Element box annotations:
■ ■ ■

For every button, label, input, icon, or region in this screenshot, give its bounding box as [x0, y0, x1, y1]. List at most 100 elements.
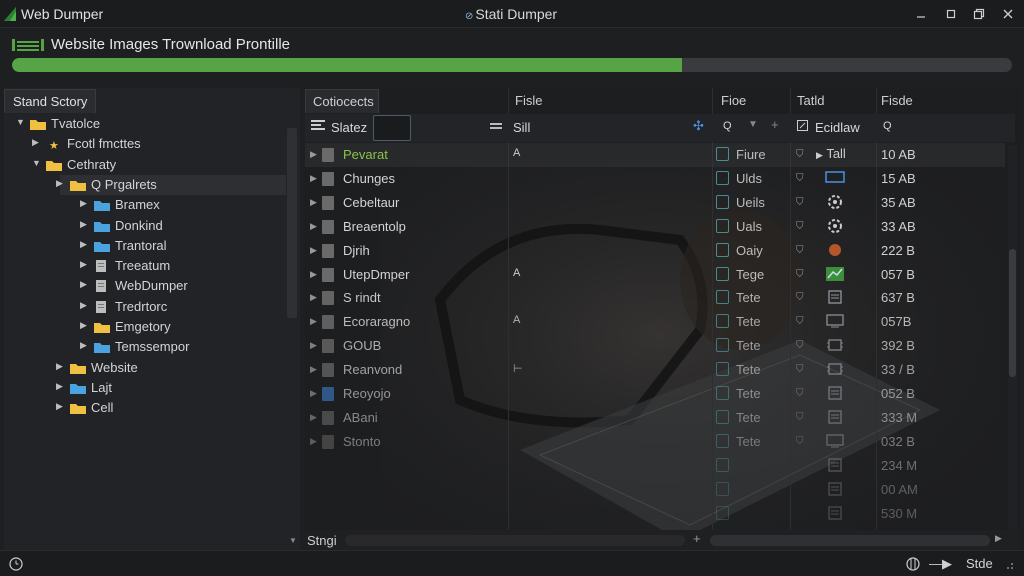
chevron-right-icon[interactable]: ▶ — [56, 401, 66, 412]
table-row[interactable]: 530 M — [305, 502, 1005, 526]
select-checkbox[interactable] — [716, 218, 729, 233]
restore-button[interactable] — [941, 4, 961, 24]
select-checkbox[interactable] — [716, 170, 729, 185]
resize-grip-icon[interactable] — [1004, 560, 1014, 570]
chevron-right-icon[interactable]: ▶ — [56, 361, 66, 372]
clock-icon[interactable] — [9, 557, 23, 571]
table-row[interactable]: ▶ Stonto Tete ⛉ 032 B — [305, 430, 1005, 454]
tree-item[interactable]: ▶ WebDumper — [4, 276, 286, 296]
table-row[interactable]: ▶ Pevarat A Fiure ⛉ ▶ Tall 10 AB — [305, 143, 1005, 167]
table-row[interactable]: 234 M — [305, 454, 1005, 478]
minimize-button[interactable] — [911, 4, 931, 24]
table-row[interactable]: ▶ Reanvond ⊢ Tete ⛉ 33 / B — [305, 358, 1005, 382]
table-row[interactable]: ▶ Chunges Ulds ⛉ 15 AB — [305, 167, 1005, 191]
tree-item[interactable]: ▶ Bramex — [4, 195, 286, 215]
table-row[interactable]: ▶ Cebeltaur Ueils ⛉ 35 AB — [305, 191, 1005, 215]
tree-item[interactable]: ▶ Cell — [4, 398, 286, 418]
tree-item[interactable]: ▶ ★ Fcotl fmcttes — [4, 134, 286, 154]
horizontal-scroll-left[interactable] — [345, 535, 685, 546]
expand-row-icon[interactable]: ▶ — [310, 173, 317, 184]
expand-row-icon[interactable]: ▶ — [310, 221, 317, 232]
expand-row-icon[interactable]: ▶ — [310, 316, 317, 327]
chevron-down-icon[interactable]: ▼ — [748, 119, 758, 145]
tree-item[interactable]: ▶ Emgetory — [4, 317, 286, 337]
table-row[interactable]: ▶ Reoyojo Tete ⛉ 052 B — [305, 382, 1005, 406]
maximize-button[interactable] — [969, 4, 989, 24]
tree-item[interactable]: ▼ Tvatolce — [4, 114, 286, 134]
settings-icon[interactable]: ✣ — [693, 118, 704, 144]
select-checkbox[interactable] — [716, 266, 729, 281]
chevron-down-icon[interactable]: ▼ — [32, 158, 42, 168]
expand-row-icon[interactable]: ▶ — [310, 364, 317, 375]
expand-row-icon[interactable]: ▶ — [310, 149, 317, 160]
select-checkbox[interactable] — [716, 433, 729, 448]
expand-row-icon[interactable]: ▶ — [310, 388, 317, 399]
select-checkbox[interactable] — [716, 338, 729, 353]
scroll-down-icon[interactable]: ▼ — [289, 536, 297, 545]
table-row[interactable]: ▶ Ecoraragno A Tete ⛉ 057B — [305, 310, 1005, 334]
table-scrollbar[interactable] — [1008, 145, 1017, 540]
tree-scrollbar[interactable] — [287, 128, 297, 318]
table-row[interactable]: 00 AM — [305, 478, 1005, 502]
chevron-right-icon[interactable]: ▶ — [56, 381, 66, 392]
expand-row-icon[interactable]: ▶ — [310, 197, 317, 208]
scrollbar-thumb[interactable] — [1009, 249, 1016, 377]
column-header-size[interactable]: Fisde — [874, 89, 934, 113]
scroll-right-icon[interactable]: ▶ — [995, 533, 1002, 544]
chevron-right-icon[interactable]: ▶ — [56, 178, 66, 189]
tree-item[interactable]: ▶ Tredrtorc — [4, 297, 286, 317]
select-checkbox[interactable] — [716, 147, 729, 161]
expand-row-icon[interactable]: ▶ — [310, 412, 317, 423]
chevron-right-icon[interactable]: ▶ — [32, 137, 42, 148]
globe-icon[interactable] — [906, 557, 920, 571]
select-checkbox[interactable] — [716, 481, 729, 496]
chevron-right-icon[interactable]: ▶ — [80, 219, 90, 230]
select-checkbox[interactable] — [716, 362, 729, 377]
play-arrow-icon[interactable]: —▶ — [929, 556, 952, 572]
table-row[interactable]: ▶ ABani Tete ⛉ 333 M — [305, 406, 1005, 430]
chevron-right-icon[interactable]: ▶ — [80, 279, 90, 290]
table-row[interactable]: ▶ S rindt Tete ⛉ 637 B — [305, 286, 1005, 310]
expand-row-icon[interactable]: ▶ — [310, 269, 317, 280]
plus-icon[interactable]: + — [771, 117, 779, 143]
chevron-right-icon[interactable]: ▶ — [80, 320, 90, 331]
column-header-contents[interactable]: Cotiocects — [305, 89, 379, 113]
select-checkbox[interactable] — [716, 457, 729, 472]
tree-item[interactable]: ▶ Q Prgalrets — [56, 174, 286, 195]
table-row[interactable]: ▶ Djrih Oaiy ⛉ 222 B — [305, 239, 1005, 263]
expand-row-icon[interactable]: ▶ — [310, 245, 317, 256]
select-checkbox[interactable] — [716, 505, 729, 520]
chevron-right-icon[interactable]: ▶ — [80, 300, 90, 311]
select-checkbox[interactable] — [716, 386, 729, 400]
tree-item[interactable]: ▶ Lajt — [4, 378, 286, 398]
close-button[interactable] — [998, 4, 1018, 24]
plus-icon[interactable]: + — [693, 531, 701, 546]
chevron-right-icon[interactable]: ▶ — [80, 239, 90, 250]
chevron-down-icon[interactable]: ▼ — [16, 117, 26, 127]
expand-row-icon[interactable]: ▶ — [310, 292, 317, 303]
edit-icon[interactable] — [797, 119, 808, 145]
expand-row-icon[interactable]: ▶ — [310, 340, 317, 351]
column-header-file[interactable]: Fisle — [508, 89, 588, 113]
table-row[interactable]: ▶ Breaentolp Uals ⛉ 33 AB — [305, 215, 1005, 239]
tree-item[interactable]: ▶ Temssempor — [4, 337, 286, 357]
table-row[interactable]: ▶ GOUB Tete ⛉ 392 B — [305, 334, 1005, 358]
tree-item[interactable]: ▶ Trantoral — [4, 236, 286, 256]
select-checkbox[interactable] — [716, 314, 729, 329]
expand-row-icon[interactable]: ▶ — [310, 436, 317, 447]
tab-site-directory[interactable]: Stand Sctory — [4, 89, 96, 113]
tree-item[interactable]: ▼ Cethraty — [4, 155, 286, 175]
select-checkbox[interactable] — [716, 290, 729, 305]
table-row[interactable]: ▶ UtepDmper A Tege ⛉ 057 B — [305, 263, 1005, 287]
tree-item[interactable]: ▶ Donkind — [4, 216, 286, 236]
tree-item[interactable]: ▶ Website — [4, 358, 286, 378]
filter-input[interactable] — [373, 115, 411, 141]
select-checkbox[interactable] — [716, 194, 729, 209]
tree-item[interactable]: ▶ Treeatum — [4, 256, 286, 276]
select-checkbox[interactable] — [716, 409, 729, 424]
column-header-type[interactable]: Fioe — [714, 89, 774, 113]
chevron-right-icon[interactable]: ▶ — [80, 340, 90, 351]
chevron-right-icon[interactable]: ▶ — [80, 198, 90, 209]
column-header-thumb[interactable]: Tatld — [790, 89, 850, 113]
select-checkbox[interactable] — [716, 242, 729, 257]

■ ■ ■

**Set exercise:**
Copy all of the data above exactly, leaving out the pictures.

**Task answer:**
For every button, label, input, icon, or region in this screenshot, give its bounding box as [x0, y0, x1, y1]. List at most 100 elements.
chevron-right-icon[interactable]: ▶ — [56, 401, 66, 412]
table-row[interactable]: 530 M — [305, 502, 1005, 526]
select-checkbox[interactable] — [716, 218, 729, 233]
restore-button[interactable] — [941, 4, 961, 24]
select-checkbox[interactable] — [716, 170, 729, 185]
resize-grip-icon[interactable] — [1004, 560, 1014, 570]
chevron-right-icon[interactable]: ▶ — [56, 361, 66, 372]
clock-icon[interactable] — [9, 557, 23, 571]
table-row[interactable]: ▶ Stonto Tete ⛉ 032 B — [305, 430, 1005, 454]
tree-item[interactable]: ▶ WebDumper — [4, 276, 286, 296]
table-row[interactable]: ▶ Pevarat A Fiure ⛉ ▶ Tall 10 AB — [305, 143, 1005, 167]
table-row[interactable]: 234 M — [305, 454, 1005, 478]
minimize-button[interactable] — [911, 4, 931, 24]
table-row[interactable]: ▶ Reanvond ⊢ Tete ⛉ 33 / B — [305, 358, 1005, 382]
table-row[interactable]: ▶ Chunges Ulds ⛉ 15 AB — [305, 167, 1005, 191]
tree-item[interactable]: ▶ Bramex — [4, 195, 286, 215]
table-row[interactable]: ▶ Cebeltaur Ueils ⛉ 35 AB — [305, 191, 1005, 215]
tree-item[interactable]: ▶ Cell — [4, 398, 286, 418]
tree-item[interactable]: ▶ ★ Fcotl fmcttes — [4, 134, 286, 154]
horizontal-scroll-left[interactable] — [345, 535, 685, 546]
expand-row-icon[interactable]: ▶ — [310, 173, 317, 184]
expand-row-icon[interactable]: ▶ — [310, 221, 317, 232]
expand-row-icon[interactable]: ▶ — [310, 316, 317, 327]
chevron-down-icon[interactable]: ▼ — [748, 119, 758, 145]
tree-item[interactable]: ▶ Emgetory — [4, 317, 286, 337]
table-row[interactable]: ▶ Reoyojo Tete ⛉ 052 B — [305, 382, 1005, 406]
maximize-button[interactable] — [969, 4, 989, 24]
tree-item[interactable]: ▼ Tvatolce — [4, 114, 286, 134]
settings-icon[interactable]: ✣ — [693, 118, 704, 144]
select-checkbox[interactable] — [716, 266, 729, 281]
chevron-down-icon[interactable]: ▼ — [32, 158, 42, 168]
expand-row-icon[interactable]: ▶ — [310, 364, 317, 375]
expand-row-icon[interactable]: ▶ — [310, 149, 317, 160]
select-checkbox[interactable] — [716, 433, 729, 448]
expand-row-icon[interactable]: ▶ — [310, 388, 317, 399]
select-checkbox[interactable] — [716, 338, 729, 353]
scroll-down-icon[interactable]: ▼ — [289, 536, 297, 545]
table-row[interactable]: ▶ Ecoraragno A Tete ⛉ 057B — [305, 310, 1005, 334]
table-scrollbar[interactable] — [1008, 145, 1017, 540]
tree-scrollbar[interactable] — [287, 128, 297, 318]
table-row[interactable]: 00 AM — [305, 478, 1005, 502]
chevron-right-icon[interactable]: ▶ — [56, 381, 66, 392]
expand-row-icon[interactable]: ▶ — [310, 197, 317, 208]
scrollbar-thumb[interactable] — [1009, 249, 1016, 377]
column-header-size[interactable]: Fisde — [874, 89, 934, 113]
scroll-right-icon[interactable]: ▶ — [995, 533, 1002, 544]
chevron-right-icon[interactable]: ▶ — [56, 178, 66, 189]
tree-item[interactable]: ▶ Tredrtorc — [4, 297, 286, 317]
select-checkbox[interactable] — [716, 147, 729, 161]
expand-row-icon[interactable]: ▶ — [310, 412, 317, 423]
chevron-right-icon[interactable]: ▶ — [32, 137, 42, 148]
globe-icon[interactable] — [906, 557, 920, 571]
select-checkbox[interactable] — [716, 481, 729, 496]
chevron-right-icon[interactable]: ▶ — [80, 219, 90, 230]
select-checkbox[interactable] — [716, 362, 729, 377]
play-arrow-icon[interactable]: —▶ — [929, 556, 952, 572]
table-row[interactable]: ▶ ABani Tete ⛉ 333 M — [305, 406, 1005, 430]
chevron-right-icon[interactable]: ▶ — [80, 279, 90, 290]
table-row[interactable]: ▶ S rindt Tete ⛉ 637 B — [305, 286, 1005, 310]
expand-row-icon[interactable]: ▶ — [310, 269, 317, 280]
plus-icon[interactable]: + — [771, 117, 779, 143]
chevron-right-icon[interactable]: ▶ — [80, 320, 90, 331]
column-header-contents[interactable]: Cotiocects — [305, 89, 379, 113]
select-checkbox[interactable] — [716, 457, 729, 472]
tree-item[interactable]: ▶ Q Prgalrets — [56, 174, 286, 195]
table-row[interactable]: ▶ Djrih Oaiy ⛉ 222 B — [305, 239, 1005, 263]
expand-row-icon[interactable]: ▶ — [310, 245, 317, 256]
select-checkbox[interactable] — [716, 505, 729, 520]
chevron-right-icon[interactable]: ▶ — [80, 300, 90, 311]
select-checkbox[interactable] — [716, 386, 729, 400]
tree-item[interactable]: ▶ Lajt — [4, 378, 286, 398]
close-button[interactable] — [998, 4, 1018, 24]
plus-icon[interactable]: + — [693, 531, 701, 546]
chevron-right-icon[interactable]: ▶ — [80, 239, 90, 250]
chevron-down-icon[interactable]: ▼ — [16, 117, 26, 127]
expand-row-icon[interactable]: ▶ — [310, 292, 317, 303]
edit-icon[interactable] — [797, 119, 808, 145]
expand-row-icon[interactable]: ▶ — [310, 340, 317, 351]
column-header-file[interactable]: Fisle — [508, 89, 588, 113]
table-row[interactable]: ▶ Breaentolp Uals ⛉ 33 AB — [305, 215, 1005, 239]
tree-item[interactable]: ▶ Temssempor — [4, 337, 286, 357]
table-row[interactable]: ▶ GOUB Tete ⛉ 392 B — [305, 334, 1005, 358]
tree-item[interactable]: ▶ Trantoral — [4, 236, 286, 256]
select-checkbox[interactable] — [716, 314, 729, 329]
expand-row-icon[interactable]: ▶ — [310, 436, 317, 447]
tab-site-directory[interactable]: Stand Sctory — [4, 89, 96, 113]
tree-item[interactable]: ▼ Cethraty — [4, 155, 286, 175]
select-checkbox[interactable] — [716, 290, 729, 305]
table-row[interactable]: ▶ UtepDmper A Tege ⛉ 057 B — [305, 263, 1005, 287]
tree-item[interactable]: ▶ Donkind — [4, 216, 286, 236]
tree-item[interactable]: ▶ Website — [4, 358, 286, 378]
filter-input[interactable] — [373, 115, 411, 141]
select-checkbox[interactable] — [716, 194, 729, 209]
tree-item[interactable]: ▶ Treeatum — [4, 256, 286, 276]
select-checkbox[interactable] — [716, 409, 729, 424]
column-header-type[interactable]: Fioe — [714, 89, 774, 113]
chevron-right-icon[interactable]: ▶ — [80, 340, 90, 351]
chevron-right-icon[interactable]: ▶ — [80, 198, 90, 209]
column-header-thumb[interactable]: Tatld — [790, 89, 850, 113]
select-checkbox[interactable] — [716, 242, 729, 257]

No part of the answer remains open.